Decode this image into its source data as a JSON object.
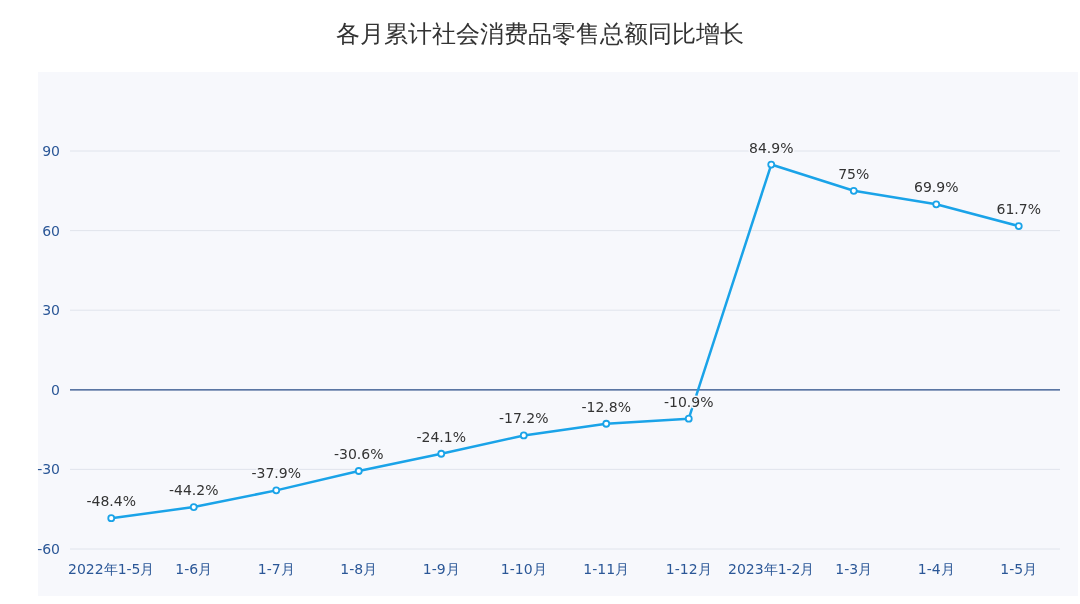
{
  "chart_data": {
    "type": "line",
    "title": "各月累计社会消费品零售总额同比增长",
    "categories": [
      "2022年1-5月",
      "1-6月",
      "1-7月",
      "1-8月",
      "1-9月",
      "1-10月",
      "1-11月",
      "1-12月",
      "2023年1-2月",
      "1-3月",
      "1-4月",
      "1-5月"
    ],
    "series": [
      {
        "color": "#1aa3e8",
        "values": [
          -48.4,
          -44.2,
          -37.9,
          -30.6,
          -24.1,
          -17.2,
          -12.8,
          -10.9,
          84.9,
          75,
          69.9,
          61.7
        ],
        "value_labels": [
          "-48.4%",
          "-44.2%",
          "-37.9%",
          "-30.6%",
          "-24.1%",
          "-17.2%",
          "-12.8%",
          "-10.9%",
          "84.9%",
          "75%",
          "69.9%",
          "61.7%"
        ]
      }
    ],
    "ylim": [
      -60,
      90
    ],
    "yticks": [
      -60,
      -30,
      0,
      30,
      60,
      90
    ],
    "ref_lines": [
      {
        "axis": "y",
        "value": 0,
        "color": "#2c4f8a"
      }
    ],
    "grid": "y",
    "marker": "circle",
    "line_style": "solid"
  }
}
☆ ☆ ☆ ☆ ☆ ☆ ☆
**Goal**
Reproduce the data word for word, excluding its pictures.

**Response**
Decode this image into its source data as a JSON object.
{
  "chart_data": {
    "type": "line",
    "title": "各月累计社会消费品零售总额同比增长",
    "categories": [
      "2022年1-5月",
      "1-6月",
      "1-7月",
      "1-8月",
      "1-9月",
      "1-10月",
      "1-11月",
      "1-12月",
      "2023年1-2月",
      "1-3月",
      "1-4月",
      "1-5月"
    ],
    "series": [
      {
        "color": "#1aa3e8",
        "values": [
          -48.4,
          -44.2,
          -37.9,
          -30.6,
          -24.1,
          -17.2,
          -12.8,
          -10.9,
          84.9,
          75,
          69.9,
          61.7
        ],
        "value_labels": [
          "-48.4%",
          "-44.2%",
          "-37.9%",
          "-30.6%",
          "-24.1%",
          "-17.2%",
          "-12.8%",
          "-10.9%",
          "84.9%",
          "75%",
          "69.9%",
          "61.7%"
        ]
      }
    ],
    "ylim": [
      -60,
      90
    ],
    "yticks": [
      -60,
      -30,
      0,
      30,
      60,
      90
    ],
    "ref_lines": [
      {
        "axis": "y",
        "value": 0,
        "color": "#2c4f8a"
      }
    ],
    "grid": "y",
    "marker": "circle",
    "line_style": "solid"
  }
}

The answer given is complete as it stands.